**Task prompt:** Identify each line containing the word "espaciador" and copy it.

(Records from a collection)
(begin)

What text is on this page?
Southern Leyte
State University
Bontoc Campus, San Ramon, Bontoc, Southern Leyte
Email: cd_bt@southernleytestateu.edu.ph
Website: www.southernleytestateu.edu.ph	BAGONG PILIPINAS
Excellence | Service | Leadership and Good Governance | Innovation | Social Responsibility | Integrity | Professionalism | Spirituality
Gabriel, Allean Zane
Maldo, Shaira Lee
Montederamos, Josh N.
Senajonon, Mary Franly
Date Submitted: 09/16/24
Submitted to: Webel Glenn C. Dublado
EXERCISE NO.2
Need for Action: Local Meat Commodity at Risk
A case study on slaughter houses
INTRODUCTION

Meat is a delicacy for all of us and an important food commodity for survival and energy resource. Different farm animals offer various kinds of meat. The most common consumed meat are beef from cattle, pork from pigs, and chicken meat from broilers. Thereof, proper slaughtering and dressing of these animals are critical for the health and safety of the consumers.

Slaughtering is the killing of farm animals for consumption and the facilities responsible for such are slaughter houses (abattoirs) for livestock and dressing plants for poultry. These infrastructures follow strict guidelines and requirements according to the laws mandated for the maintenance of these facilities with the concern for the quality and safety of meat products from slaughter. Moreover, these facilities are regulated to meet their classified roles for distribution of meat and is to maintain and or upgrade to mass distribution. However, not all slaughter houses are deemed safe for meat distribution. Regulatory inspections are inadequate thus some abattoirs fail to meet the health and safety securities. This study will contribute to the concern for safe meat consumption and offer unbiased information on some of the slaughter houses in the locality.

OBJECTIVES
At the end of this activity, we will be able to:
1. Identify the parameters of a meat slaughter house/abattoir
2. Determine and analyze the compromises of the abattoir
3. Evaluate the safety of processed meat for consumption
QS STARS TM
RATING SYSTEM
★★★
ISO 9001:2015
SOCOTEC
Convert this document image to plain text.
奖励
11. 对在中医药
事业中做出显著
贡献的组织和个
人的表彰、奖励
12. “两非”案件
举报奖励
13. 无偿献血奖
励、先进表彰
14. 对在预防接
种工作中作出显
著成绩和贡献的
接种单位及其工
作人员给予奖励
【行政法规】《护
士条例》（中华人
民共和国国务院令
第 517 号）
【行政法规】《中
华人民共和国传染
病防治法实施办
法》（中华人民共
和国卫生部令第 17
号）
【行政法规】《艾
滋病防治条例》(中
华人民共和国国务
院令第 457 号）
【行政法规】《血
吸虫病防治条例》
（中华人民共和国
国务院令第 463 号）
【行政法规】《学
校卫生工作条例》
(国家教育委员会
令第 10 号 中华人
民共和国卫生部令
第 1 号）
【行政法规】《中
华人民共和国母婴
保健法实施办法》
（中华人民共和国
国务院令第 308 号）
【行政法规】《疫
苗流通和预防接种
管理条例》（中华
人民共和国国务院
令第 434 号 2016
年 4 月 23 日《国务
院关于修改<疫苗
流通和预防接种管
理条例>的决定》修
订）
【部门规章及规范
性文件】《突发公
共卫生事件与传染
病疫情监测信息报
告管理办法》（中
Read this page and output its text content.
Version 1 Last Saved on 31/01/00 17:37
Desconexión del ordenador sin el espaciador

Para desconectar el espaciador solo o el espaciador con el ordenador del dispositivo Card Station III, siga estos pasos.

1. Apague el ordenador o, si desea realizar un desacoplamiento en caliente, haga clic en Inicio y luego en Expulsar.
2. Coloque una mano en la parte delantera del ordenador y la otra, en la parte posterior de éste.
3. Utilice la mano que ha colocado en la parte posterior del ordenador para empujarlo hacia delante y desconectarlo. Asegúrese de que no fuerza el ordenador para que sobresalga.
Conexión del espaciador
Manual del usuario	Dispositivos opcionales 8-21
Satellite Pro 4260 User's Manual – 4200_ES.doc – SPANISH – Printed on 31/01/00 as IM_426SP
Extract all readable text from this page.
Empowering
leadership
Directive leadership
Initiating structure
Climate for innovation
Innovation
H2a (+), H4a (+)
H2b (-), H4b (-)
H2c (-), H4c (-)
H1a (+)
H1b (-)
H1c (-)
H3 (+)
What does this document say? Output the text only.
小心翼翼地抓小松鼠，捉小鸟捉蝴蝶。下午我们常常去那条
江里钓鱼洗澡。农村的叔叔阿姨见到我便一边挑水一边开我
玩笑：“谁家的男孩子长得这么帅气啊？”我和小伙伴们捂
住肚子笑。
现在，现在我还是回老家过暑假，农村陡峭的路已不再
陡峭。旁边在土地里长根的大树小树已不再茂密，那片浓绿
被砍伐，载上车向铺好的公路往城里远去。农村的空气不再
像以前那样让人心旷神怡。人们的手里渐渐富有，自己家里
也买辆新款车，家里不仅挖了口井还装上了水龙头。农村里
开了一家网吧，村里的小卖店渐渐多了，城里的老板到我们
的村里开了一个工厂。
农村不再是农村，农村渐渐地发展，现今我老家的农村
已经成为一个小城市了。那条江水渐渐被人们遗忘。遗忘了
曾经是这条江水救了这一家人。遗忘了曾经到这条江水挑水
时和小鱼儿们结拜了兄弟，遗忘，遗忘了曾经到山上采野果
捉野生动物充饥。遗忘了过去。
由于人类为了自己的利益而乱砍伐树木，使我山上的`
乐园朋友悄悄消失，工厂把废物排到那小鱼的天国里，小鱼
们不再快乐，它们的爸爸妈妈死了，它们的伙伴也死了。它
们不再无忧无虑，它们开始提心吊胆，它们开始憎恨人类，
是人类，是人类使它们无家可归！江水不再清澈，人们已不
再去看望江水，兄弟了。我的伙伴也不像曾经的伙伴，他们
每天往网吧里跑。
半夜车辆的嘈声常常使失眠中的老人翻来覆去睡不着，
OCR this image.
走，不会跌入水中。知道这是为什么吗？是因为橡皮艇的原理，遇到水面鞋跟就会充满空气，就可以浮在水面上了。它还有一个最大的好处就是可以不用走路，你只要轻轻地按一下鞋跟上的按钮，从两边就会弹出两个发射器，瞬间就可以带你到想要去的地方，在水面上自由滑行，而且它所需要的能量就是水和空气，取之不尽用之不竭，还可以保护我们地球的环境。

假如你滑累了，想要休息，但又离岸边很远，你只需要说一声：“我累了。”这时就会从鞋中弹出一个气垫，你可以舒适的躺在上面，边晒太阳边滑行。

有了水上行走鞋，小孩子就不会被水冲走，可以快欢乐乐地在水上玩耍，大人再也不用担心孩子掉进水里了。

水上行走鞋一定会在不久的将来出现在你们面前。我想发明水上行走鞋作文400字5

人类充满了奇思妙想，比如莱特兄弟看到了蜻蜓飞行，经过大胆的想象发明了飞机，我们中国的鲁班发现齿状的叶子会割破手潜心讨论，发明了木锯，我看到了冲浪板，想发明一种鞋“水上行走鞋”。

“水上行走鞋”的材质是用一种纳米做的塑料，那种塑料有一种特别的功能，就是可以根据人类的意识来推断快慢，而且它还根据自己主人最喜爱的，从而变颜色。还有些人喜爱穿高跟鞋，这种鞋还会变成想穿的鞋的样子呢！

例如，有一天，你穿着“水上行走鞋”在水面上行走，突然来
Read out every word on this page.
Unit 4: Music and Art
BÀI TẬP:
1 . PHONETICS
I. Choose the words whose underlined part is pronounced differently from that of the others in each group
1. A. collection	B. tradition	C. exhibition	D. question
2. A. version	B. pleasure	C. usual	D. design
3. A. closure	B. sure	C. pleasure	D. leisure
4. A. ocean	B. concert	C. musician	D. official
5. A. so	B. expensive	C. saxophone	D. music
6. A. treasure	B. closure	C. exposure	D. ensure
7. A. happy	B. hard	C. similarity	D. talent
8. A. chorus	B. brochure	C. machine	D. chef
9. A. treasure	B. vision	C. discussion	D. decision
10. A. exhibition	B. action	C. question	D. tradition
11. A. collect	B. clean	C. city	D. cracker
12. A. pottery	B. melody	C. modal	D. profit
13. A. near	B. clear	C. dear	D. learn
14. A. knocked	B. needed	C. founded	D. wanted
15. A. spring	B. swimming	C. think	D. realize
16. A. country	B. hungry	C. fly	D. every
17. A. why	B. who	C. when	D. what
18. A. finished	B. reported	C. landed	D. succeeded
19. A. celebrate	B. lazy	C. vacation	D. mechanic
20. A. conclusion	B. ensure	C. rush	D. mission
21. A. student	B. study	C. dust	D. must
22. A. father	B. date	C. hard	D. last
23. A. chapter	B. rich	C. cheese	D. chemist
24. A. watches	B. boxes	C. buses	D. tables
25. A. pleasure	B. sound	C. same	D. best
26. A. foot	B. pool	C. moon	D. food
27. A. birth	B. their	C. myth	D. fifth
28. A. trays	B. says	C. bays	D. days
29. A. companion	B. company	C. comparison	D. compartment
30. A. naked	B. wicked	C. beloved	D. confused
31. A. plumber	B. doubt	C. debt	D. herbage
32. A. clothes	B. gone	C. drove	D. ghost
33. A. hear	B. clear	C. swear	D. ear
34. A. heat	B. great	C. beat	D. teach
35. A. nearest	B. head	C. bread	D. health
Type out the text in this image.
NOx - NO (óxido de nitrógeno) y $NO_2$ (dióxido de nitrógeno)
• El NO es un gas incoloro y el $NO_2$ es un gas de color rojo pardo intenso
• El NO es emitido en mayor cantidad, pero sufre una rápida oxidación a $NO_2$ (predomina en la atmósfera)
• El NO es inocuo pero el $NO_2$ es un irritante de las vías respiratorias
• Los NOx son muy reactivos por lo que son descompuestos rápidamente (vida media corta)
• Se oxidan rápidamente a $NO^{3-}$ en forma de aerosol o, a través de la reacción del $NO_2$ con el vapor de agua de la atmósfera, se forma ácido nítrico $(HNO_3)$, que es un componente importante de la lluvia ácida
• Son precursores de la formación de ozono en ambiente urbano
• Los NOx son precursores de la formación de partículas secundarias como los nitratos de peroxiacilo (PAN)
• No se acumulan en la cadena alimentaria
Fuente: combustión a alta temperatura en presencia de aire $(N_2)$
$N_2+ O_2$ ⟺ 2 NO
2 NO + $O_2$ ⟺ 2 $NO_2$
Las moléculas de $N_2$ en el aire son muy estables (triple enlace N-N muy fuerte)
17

(end)

**Output for this task:**
Desconexión del ordenador sin el espaciador
Para desconectar el espaciador solo o el espaciador con el ordenador del dispositivo Card Station III, siga estos pasos.
Conexión del espaciador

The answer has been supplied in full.